§ **Short task**: Any picture among the records should be left out, please; retype the rest exactly.

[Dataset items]
═══
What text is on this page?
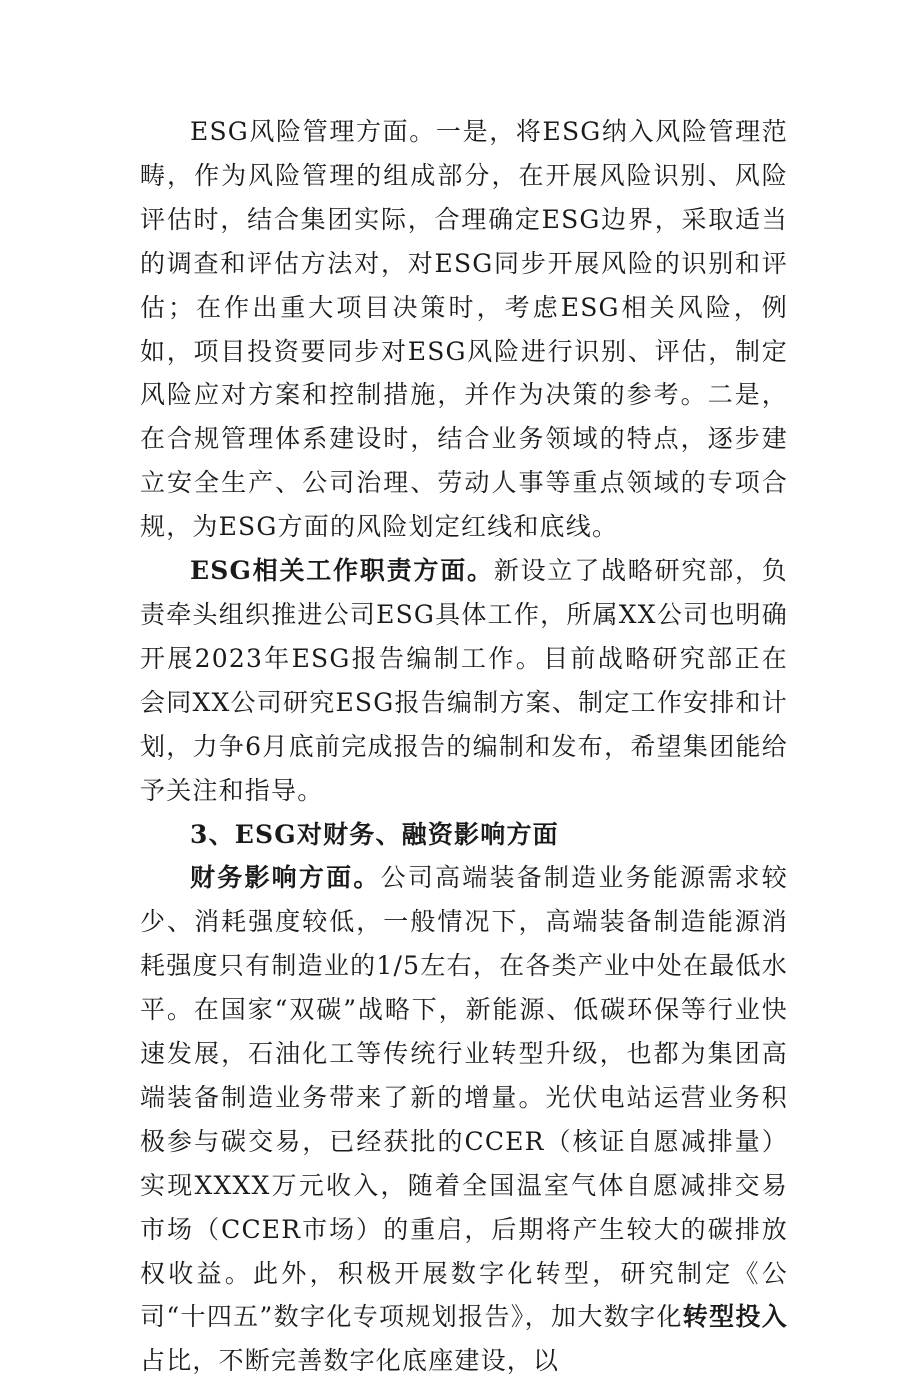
ESG风险管理方面。一是，将ESG纳入风险管理范畴，作为风险管理的组成部分，在开展风险识别、风险评估时，结合集团实际，合理确定ESG边界，采取适当的调查和评估方法对，对ESG同步开展风险的识别和评估；在作出重大项目决策时，考虑ESG相关风险，例如，项目投资要同步对ESG风险进行识别、评估，制定风险应对方案和控制措施，并作为决策的参考。二是，在合规管理体系建设时，结合业务领域的特点，逐步建立安全生产、公司治理、劳动人事等重点领域的专项合规，为ESG方面的风险划定红线和底线。

ESG相关工作职责方面。新设立了战略研究部，负责牵头组织推进公司ESG具体工作，所属XX公司也明确开展2023年ESG报告编制工作。目前战略研究部正在会同XX公司研究ESG报告编制方案、制定工作安排和计划，力争6月底前完成报告的编制和发布，希望集团能给予关注和指导。

3、ESG对财务、融资影响方面

财务影响方面。公司高端装备制造业务能源需求较少、消耗强度较低，一般情况下，高端装备制造能源消耗强度只有制造业的1/5左右，在各类产业中处在最低水平。在国家“双碳”战略下，新能源、低碳环保等行业快速发展，石油化工等传统行业转型升级，也都为集团高端装备制造业务带来了新的增量。光伏电站运营业务积极参与碳交易，已经获批的CCER（核证自愿减排量）实现XXXX万元收入，随着全国温室气体自愿减排交易市场（CCER市场）的重启，后期将产生较大的碳排放权收益。此外，积极开展数字化转型，研究制定《公司“十四五”数字化专项规划报告》，加大数字化转型投入占比，不断完善数字化底座建设，以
═══
§ **Answer to the problem**:
What text is on this page?
ESG风险管理方面。一是，将ESG纳入风险管理范畴，作为风险管理的组成部分，在开展风险识别、风险评估时，结合集团实际，合理确定ESG边界，采取适当的调查和评估方法对，对ESG同步开展风险的识别和评估；在作出重大项目决策时，考虑ESG相关风险，例如，项目投资要同步对ESG风险进行识别、评估，制定风险应对方案和控制措施，并作为决策的参考。二是，在合规管理体系建设时，结合业务领域的特点，逐步建立安全生产、公司治理、劳动人事等重点领域的专项合规，为ESG方面的风险划定红线和底线。

ESG相关工作职责方面。新设立了战略研究部，负责牵头组织推进公司ESG具体工作，所属XX公司也明确开展2023年ESG报告编制工作。目前战略研究部正在会同XX公司研究ESG报告编制方案、制定工作安排和计划，力争6月底前完成报告的编制和发布，希望集团能给予关注和指导。

3、ESG对财务、融资影响方面

财务影响方面。公司高端装备制造业务能源需求较少、消耗强度较低，一般情况下，高端装备制造能源消耗强度只有制造业的1/5左右，在各类产业中处在最低水平。在国家“双碳”战略下，新能源、低碳环保等行业快速发展，石油化工等传统行业转型升级，也都为集团高端装备制造业务带来了新的增量。光伏电站运营业务积极参与碳交易，已经获批的CCER（核证自愿减排量）实现XXXX万元收入，随着全国温室气体自愿减排交易市场（CCER市场）的重启，后期将产生较大的碳排放权收益。此外，积极开展数字化转型，研究制定《公司“十四五”数字化专项规划报告》，加大数字化转型投入占比，不断完善数字化底座建设，以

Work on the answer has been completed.